Listed entries start

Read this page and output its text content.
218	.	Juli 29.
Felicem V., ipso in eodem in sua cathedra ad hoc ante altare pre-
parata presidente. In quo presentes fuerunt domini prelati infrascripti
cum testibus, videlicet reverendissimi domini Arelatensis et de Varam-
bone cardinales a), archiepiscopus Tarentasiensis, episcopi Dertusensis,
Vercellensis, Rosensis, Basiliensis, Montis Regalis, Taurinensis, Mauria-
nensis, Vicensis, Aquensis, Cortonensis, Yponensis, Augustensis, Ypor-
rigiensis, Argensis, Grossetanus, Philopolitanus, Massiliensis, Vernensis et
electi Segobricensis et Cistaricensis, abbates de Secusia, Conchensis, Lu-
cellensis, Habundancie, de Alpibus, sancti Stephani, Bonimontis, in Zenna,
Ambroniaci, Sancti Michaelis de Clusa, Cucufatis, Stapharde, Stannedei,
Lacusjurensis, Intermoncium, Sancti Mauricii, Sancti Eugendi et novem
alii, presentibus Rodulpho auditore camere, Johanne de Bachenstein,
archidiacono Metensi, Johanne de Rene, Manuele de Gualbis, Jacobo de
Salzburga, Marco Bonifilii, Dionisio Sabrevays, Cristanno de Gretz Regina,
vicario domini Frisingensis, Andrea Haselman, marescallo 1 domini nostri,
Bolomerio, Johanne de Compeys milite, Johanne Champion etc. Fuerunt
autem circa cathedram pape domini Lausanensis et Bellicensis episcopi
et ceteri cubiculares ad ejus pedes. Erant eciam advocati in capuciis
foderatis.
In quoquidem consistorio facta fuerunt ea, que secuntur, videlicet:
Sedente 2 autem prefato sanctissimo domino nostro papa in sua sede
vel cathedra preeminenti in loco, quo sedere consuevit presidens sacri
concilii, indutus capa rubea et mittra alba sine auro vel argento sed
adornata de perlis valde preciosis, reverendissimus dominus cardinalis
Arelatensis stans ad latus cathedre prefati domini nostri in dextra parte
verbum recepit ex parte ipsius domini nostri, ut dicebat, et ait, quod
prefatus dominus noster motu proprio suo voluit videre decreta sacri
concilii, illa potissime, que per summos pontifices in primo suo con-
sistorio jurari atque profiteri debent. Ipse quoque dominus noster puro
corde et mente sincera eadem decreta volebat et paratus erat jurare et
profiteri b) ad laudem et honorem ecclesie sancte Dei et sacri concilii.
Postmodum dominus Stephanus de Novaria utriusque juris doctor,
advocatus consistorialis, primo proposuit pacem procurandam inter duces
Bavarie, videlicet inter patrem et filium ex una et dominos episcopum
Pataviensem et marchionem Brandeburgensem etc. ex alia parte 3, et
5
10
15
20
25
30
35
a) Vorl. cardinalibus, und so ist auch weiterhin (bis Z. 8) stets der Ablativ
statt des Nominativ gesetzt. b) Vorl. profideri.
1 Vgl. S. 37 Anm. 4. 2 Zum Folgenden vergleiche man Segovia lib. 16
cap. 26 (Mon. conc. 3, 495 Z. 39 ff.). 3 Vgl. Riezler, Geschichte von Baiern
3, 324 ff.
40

Listed entries end

-- Short problem --
Find the string "profiteri" in the records, then copy each line where it occurs.

-- The completed task --
sistorio jurari atque profiteri debent. Ipse quoque dominus noster puro
profiteri b) ad laudem et honorem ecclesie sancte Dei et sacri concilii.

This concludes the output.